__Problem details__. Each record below should be returned word for word, with no pictures included.

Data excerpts
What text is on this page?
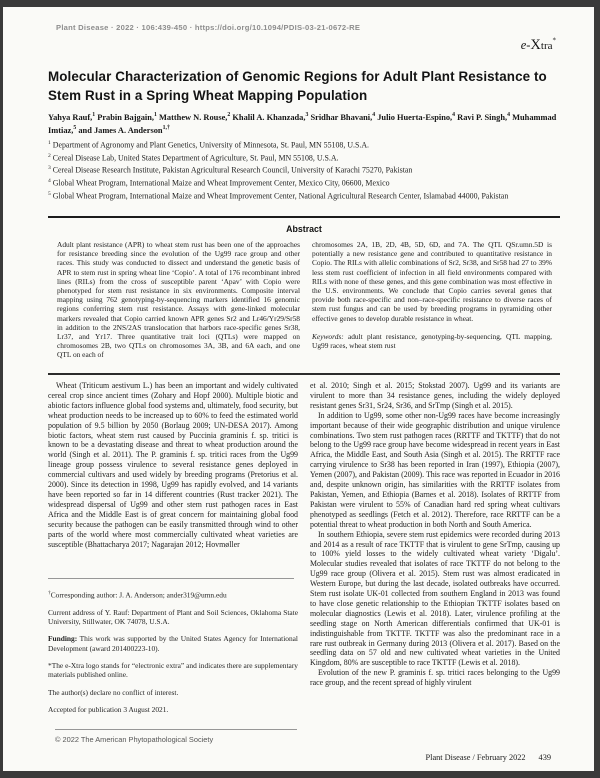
Plant Disease · 2022 · 106:439-450 · https://doi.org/10.1094/PDIS-03-21-0672-RE
e-Xtra*
Molecular Characterization of Genomic Regions for Adult Plant Resistance to
Stem Rust in a Spring Wheat Mapping Population
Yahya Rauf,$^1$ Prabin Bajgain,$^1$ Matthew N. Rouse,$^2$ Khalil A. Khanzada,$^3$ Sridhar Bhavani,$^4$ Julio Huerta-Espino,$^4$ Ravi P. Singh,$^4$ Muhammad Imtiaz,$^5$ and James A. Anderson$^{1,\dagger}$
$^1$ Department of Agronomy and Plant Genetics, University of Minnesota, St. Paul, MN 55108, U.S.A.
$^2$ Cereal Disease Lab, United States Department of Agriculture, St. Paul, MN 55108, U.S.A.
$^3$ Cereal Disease Research Institute, Pakistan Agricultural Research Council, University of Karachi 75270, Pakistan
$^4$ Global Wheat Program, International Maize and Wheat Improvement Center, Mexico City, 06600, Mexico
$^5$ Global Wheat Program, International Maize and Wheat Improvement Center, National Agricultural Research Center, Islamabad 44000, Pakistan
Abstract
Adult plant resistance (APR) to wheat stem rust has been one of the approaches for resistance breeding since the evolution of the Ug99 race group and other races. This study was conducted to dissect and understand the genetic basis of APR to stem rust in spring wheat line ‘Copio’. A total of 176 recombinant inbred lines (RILs) from the cross of susceptible parent ‘Apav’ with Copio were phenotyped for stem rust resistance in six environments. Composite interval mapping using 762 genotyping-by-sequencing markers identified 16 genomic regions conferring stem rust resistance. Assays with gene-linked molecular markers revealed that Copio carried known APR genes Sr2 and Lr46/Yr29/Sr58 in addition to the 2NS/2AS translocation that harbors race-specific genes Sr38, Lr37, and Yr17. Three quantitative trait loci (QTLs) were mapped on chromosomes 2B, two QTLs on chromosomes 3A, 3B, and 6A each, and one QTL on each of

chromosomes 2A, 1B, 2D, 4B, 5D, 6D, and 7A. The QTL QSr.umn.5D is potentially a new resistance gene and contributed to quantitative resistance in Copio. The RILs with allelic combinations of Sr2, Sr38, and Sr58 had 27 to 39% less stem rust coefficient of infection in all field environments compared with RILs with none of these genes, and this gene combination was most effective in the U.S. environments. We conclude that Copio carries several genes that provide both race-specific and non–race-specific resistance to diverse races of stem rust fungus and can be used by breeding programs in pyramiding other effective genes to develop durable resistance in wheat.

Keywords: adult plant resistance, genotyping-by-sequencing, QTL mapping, Ug99 races, wheat stem rust

Wheat (Triticum aestivum L.) has been an important and widely cultivated cereal crop since ancient times (Zohary and Hopf 2000). Multiple biotic and abiotic factors influence global food systems and, ultimately, food security, but wheat production needs to be increased up to 60% to feed the estimated world population of 9.5 billion by 2050 (Borlaug 2009; UN-DESA 2017). Among biotic factors, wheat stem rust caused by Puccinia graminis f. sp. tritici is known to be a devastating disease and threat to wheat production around the world (Singh et al. 2011). The P. graminis f. sp. tritici races from the Ug99 lineage group possess virulence to several resistance genes deployed in commercial cultivars and used widely by breeding programs (Pretorius et al. 2000). Since its detection in 1998, Ug99 has rapidly evolved, and 14 variants have been reported so far in 14 different countries (Rust tracker 2021). The widespread dispersal of Ug99 and other stem rust pathogen races in East Africa and the Middle East is of great concern for maintaining global food security because the pathogen can be easily transmitted through wind to other parts of the world where most commercially cultivated wheat varieties are susceptible (Bhattacharya 2017; Nagarajan 2012; Hovmøller

et al. 2010; Singh et al. 2015; Stokstad 2007). Ug99 and its variants are virulent to more than 34 resistance genes, including the widely deployed resistant genes Sr31, Sr24, Sr36, and SrTmp (Singh et al. 2015).

In addition to Ug99, some other non-Ug99 races have become increasingly important because of their wide geographic distribution and unique virulence combinations. Two stem rust pathogen races (RRTTF and TKTTF) that do not belong to the Ug99 race group have become widespread in recent years in East Africa, the Middle East, and South Asia (Singh et al. 2015). The RRTTF race carrying virulence to Sr38 has been reported in Iran (1997), Ethiopia (2007), Yemen (2007), and Pakistan (2009). This race was reported in Ecuador in 2016 and, despite unknown origin, has similarities with the RRTTF isolates from Pakistan, Yemen, and Ethiopia (Barnes et al. 2018). Isolates of RRTTF from Pakistan were virulent to 55% of Canadian hard red spring wheat cultivars phenotyped as seedlings (Fetch et al. 2012). Therefore, race RRTTF can be a potential threat to wheat production in both North and South America.

In southern Ethiopia, severe stem rust epidemics were recorded during 2013 and 2014 as a result of race TKTTF that is virulent to gene SrTmp, causing up to 100% yield losses to the widely cultivated wheat variety ‘Digalu’. Molecular studies revealed that isolates of race TKTTF do not belong to the Ug99 race group (Olivera et al. 2015). Stem rust was almost eradicated in Western Europe, but during the last decade, isolated outbreaks have occurred. Stem rust isolate UK-01 collected from southern England in 2013 was found to have close genetic relationship to the Ethiopian TKTTF isolates based on molecular diagnostics (Lewis et al. 2018). Later, virulence profiling at the seedling stage on North American differentials confirmed that UK-01 is indistinguishable from TKTTF. TKTTF was also the predominant race in a rare rust outbreak in Germany during 2013 (Olivera et al. 2017). Based on the seedling data on 57 old and new cultivated wheat varieties in the United Kingdom, 80% are susceptible to race TKTTF (Lewis et al. 2018).

Evolution of the new P. graminis f. sp. tritici races belonging to the Ug99 race group, and the recent spread of highly virulent

†Corresponding author: J. A. Anderson; ander319@umn.edu

Current address of Y. Rauf: Department of Plant and Soil Sciences, Oklahoma State University, Stillwater, OK 74078, U.S.A.

Funding: This work was supported by the United States Agency for International Development (award 201400223-10).

*The e-Xtra logo stands for “electronic extra” and indicates there are supplementary materials published online.

The author(s) declare no conflict of interest.

Accepted for publication 3 August 2021.

© 2022 The American Phytopathological Society
Plant Disease / February 2022 439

__Solution to this problem__.
What text is on this page?
Plant Disease · 2022 · 106:439-450 · https://doi.org/10.1094/PDIS-03-21-0672-RE
e-Xtra*
Molecular Characterization of Genomic Regions for Adult Plant Resistance to
Stem Rust in a Spring Wheat Mapping Population
Yahya Rauf,$^1$ Prabin Bajgain,$^1$ Matthew N. Rouse,$^2$ Khalil A. Khanzada,$^3$ Sridhar Bhavani,$^4$ Julio Huerta-Espino,$^4$ Ravi P. Singh,$^4$ Muhammad Imtiaz,$^5$ and James A. Anderson$^{1,\dagger}$
$^1$ Department of Agronomy and Plant Genetics, University of Minnesota, St. Paul, MN 55108, U.S.A.
$^2$ Cereal Disease Lab, United States Department of Agriculture, St. Paul, MN 55108, U.S.A.
$^3$ Cereal Disease Research Institute, Pakistan Agricultural Research Council, University of Karachi 75270, Pakistan
$^4$ Global Wheat Program, International Maize and Wheat Improvement Center, Mexico City, 06600, Mexico
$^5$ Global Wheat Program, International Maize and Wheat Improvement Center, National Agricultural Research Center, Islamabad 44000, Pakistan
Abstract
Adult plant resistance (APR) to wheat stem rust has been one of the approaches for resistance breeding since the evolution of the Ug99 race group and other races. This study was conducted to dissect and understand the genetic basis of APR to stem rust in spring wheat line ‘Copio’. A total of 176 recombinant inbred lines (RILs) from the cross of susceptible parent ‘Apav’ with Copio were phenotyped for stem rust resistance in six environments. Composite interval mapping using 762 genotyping-by-sequencing markers identified 16 genomic regions conferring stem rust resistance. Assays with gene-linked molecular markers revealed that Copio carried known APR genes Sr2 and Lr46/Yr29/Sr58 in addition to the 2NS/2AS translocation that harbors race-specific genes Sr38, Lr37, and Yr17. Three quantitative trait loci (QTLs) were mapped on chromosomes 2B, two QTLs on chromosomes 3A, 3B, and 6A each, and one QTL on each of

chromosomes 2A, 1B, 2D, 4B, 5D, 6D, and 7A. The QTL QSr.umn.5D is potentially a new resistance gene and contributed to quantitative resistance in Copio. The RILs with allelic combinations of Sr2, Sr38, and Sr58 had 27 to 39% less stem rust coefficient of infection in all field environments compared with RILs with none of these genes, and this gene combination was most effective in the U.S. environments. We conclude that Copio carries several genes that provide both race-specific and non–race-specific resistance to diverse races of stem rust fungus and can be used by breeding programs in pyramiding other effective genes to develop durable resistance in wheat.

Keywords: adult plant resistance, genotyping-by-sequencing, QTL mapping, Ug99 races, wheat stem rust

Wheat (Triticum aestivum L.) has been an important and widely cultivated cereal crop since ancient times (Zohary and Hopf 2000). Multiple biotic and abiotic factors influence global food systems and, ultimately, food security, but wheat production needs to be increased up to 60% to feed the estimated world population of 9.5 billion by 2050 (Borlaug 2009; UN-DESA 2017). Among biotic factors, wheat stem rust caused by Puccinia graminis f. sp. tritici is known to be a devastating disease and threat to wheat production around the world (Singh et al. 2011). The P. graminis f. sp. tritici races from the Ug99 lineage group possess virulence to several resistance genes deployed in commercial cultivars and used widely by breeding programs (Pretorius et al. 2000). Since its detection in 1998, Ug99 has rapidly evolved, and 14 variants have been reported so far in 14 different countries (Rust tracker 2021). The widespread dispersal of Ug99 and other stem rust pathogen races in East Africa and the Middle East is of great concern for maintaining global food security because the pathogen can be easily transmitted through wind to other parts of the world where most commercially cultivated wheat varieties are susceptible (Bhattacharya 2017; Nagarajan 2012; Hovmøller

et al. 2010; Singh et al. 2015; Stokstad 2007). Ug99 and its variants are virulent to more than 34 resistance genes, including the widely deployed resistant genes Sr31, Sr24, Sr36, and SrTmp (Singh et al. 2015).

In addition to Ug99, some other non-Ug99 races have become increasingly important because of their wide geographic distribution and unique virulence combinations. Two stem rust pathogen races (RRTTF and TKTTF) that do not belong to the Ug99 race group have become widespread in recent years in East Africa, the Middle East, and South Asia (Singh et al. 2015). The RRTTF race carrying virulence to Sr38 has been reported in Iran (1997), Ethiopia (2007), Yemen (2007), and Pakistan (2009). This race was reported in Ecuador in 2016 and, despite unknown origin, has similarities with the RRTTF isolates from Pakistan, Yemen, and Ethiopia (Barnes et al. 2018). Isolates of RRTTF from Pakistan were virulent to 55% of Canadian hard red spring wheat cultivars phenotyped as seedlings (Fetch et al. 2012). Therefore, race RRTTF can be a potential threat to wheat production in both North and South America.

In southern Ethiopia, severe stem rust epidemics were recorded during 2013 and 2014 as a result of race TKTTF that is virulent to gene SrTmp, causing up to 100% yield losses to the widely cultivated wheat variety ‘Digalu’. Molecular studies revealed that isolates of race TKTTF do not belong to the Ug99 race group (Olivera et al. 2015). Stem rust was almost eradicated in Western Europe, but during the last decade, isolated outbreaks have occurred. Stem rust isolate UK-01 collected from southern England in 2013 was found to have close genetic relationship to the Ethiopian TKTTF isolates based on molecular diagnostics (Lewis et al. 2018). Later, virulence profiling at the seedling stage on North American differentials confirmed that UK-01 is indistinguishable from TKTTF. TKTTF was also the predominant race in a rare rust outbreak in Germany during 2013 (Olivera et al. 2017). Based on the seedling data on 57 old and new cultivated wheat varieties in the United Kingdom, 80% are susceptible to race TKTTF (Lewis et al. 2018).

Evolution of the new P. graminis f. sp. tritici races belonging to the Ug99 race group, and the recent spread of highly virulent

†Corresponding author: J. A. Anderson; ander319@umn.edu

Current address of Y. Rauf: Department of Plant and Soil Sciences, Oklahoma State University, Stillwater, OK 74078, U.S.A.

Funding: This work was supported by the United States Agency for International Development (award 201400223-10).

*The e-Xtra logo stands for “electronic extra” and indicates there are supplementary materials published online.

The author(s) declare no conflict of interest.

Accepted for publication 3 August 2021.

© 2022 The American Phytopathological Society
Plant Disease / February 2022 439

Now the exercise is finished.